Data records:
========================

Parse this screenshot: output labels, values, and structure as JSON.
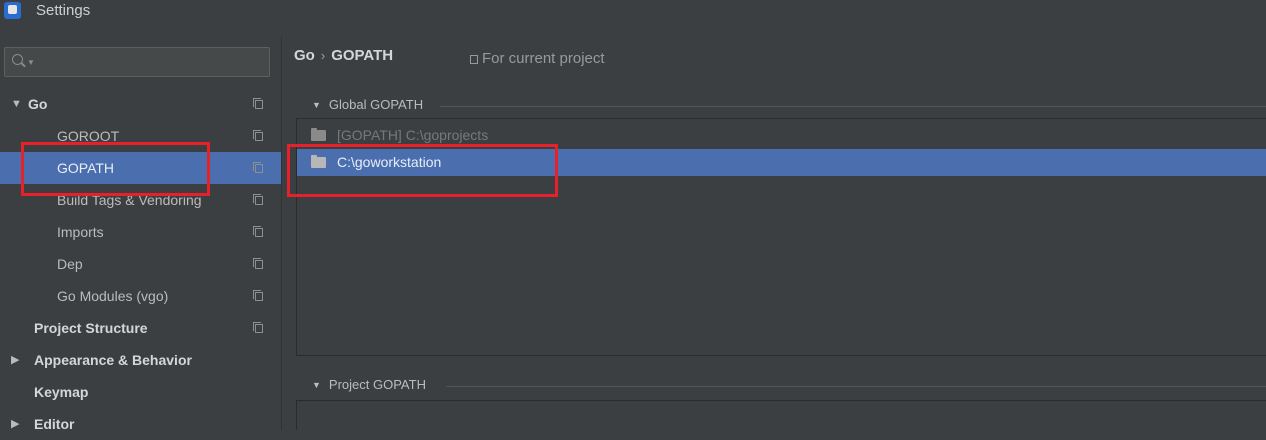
{
  "window": {
    "title": "Settings"
  },
  "sidebar": {
    "search": {
      "placeholder": "",
      "value": ""
    },
    "items": [
      {
        "label": "Go",
        "expanded": true
      },
      {
        "label": "GOROOT"
      },
      {
        "label": "GOPATH",
        "selected": true
      },
      {
        "label": "Build Tags & Vendoring"
      },
      {
        "label": "Imports"
      },
      {
        "label": "Dep"
      },
      {
        "label": "Go Modules (vgo)"
      },
      {
        "label": "Project Structure"
      },
      {
        "label": "Appearance & Behavior",
        "expanded": false
      },
      {
        "label": "Keymap"
      },
      {
        "label": "Editor",
        "expanded": false
      }
    ]
  },
  "main": {
    "breadcrumb": {
      "parent": "Go",
      "separator": "›",
      "current": "GOPATH"
    },
    "scope_label": "For current project",
    "global_section": {
      "title": "Global GOPATH",
      "entries": [
        {
          "path": "[GOPATH] C:\\goprojects",
          "dimmed": true
        },
        {
          "path": "C:\\goworkstation",
          "selected": true
        }
      ]
    },
    "project_section": {
      "title": "Project GOPATH"
    }
  },
  "colors": {
    "background": "#3c3f41",
    "selection": "#4b6eaf",
    "annotation_box": "#e8202a"
  }
}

========================

Task directions> All of the records need repeating exactly, except for the pictures.

Written answer>
Parse this screenshot: output labels, values, and structure as JSON.
{
  "window": {
    "title": "Settings"
  },
  "sidebar": {
    "search": {
      "placeholder": "",
      "value": ""
    },
    "items": [
      {
        "label": "Go",
        "expanded": true
      },
      {
        "label": "GOROOT"
      },
      {
        "label": "GOPATH",
        "selected": true
      },
      {
        "label": "Build Tags & Vendoring"
      },
      {
        "label": "Imports"
      },
      {
        "label": "Dep"
      },
      {
        "label": "Go Modules (vgo)"
      },
      {
        "label": "Project Structure"
      },
      {
        "label": "Appearance & Behavior",
        "expanded": false
      },
      {
        "label": "Keymap"
      },
      {
        "label": "Editor",
        "expanded": false
      }
    ]
  },
  "main": {
    "breadcrumb": {
      "parent": "Go",
      "separator": "›",
      "current": "GOPATH"
    },
    "scope_label": "For current project",
    "global_section": {
      "title": "Global GOPATH",
      "entries": [
        {
          "path": "[GOPATH] C:\\goprojects",
          "dimmed": true
        },
        {
          "path": "C:\\goworkstation",
          "selected": true
        }
      ]
    },
    "project_section": {
      "title": "Project GOPATH"
    }
  },
  "colors": {
    "background": "#3c3f41",
    "selection": "#4b6eaf",
    "annotation_box": "#e8202a"
  }
}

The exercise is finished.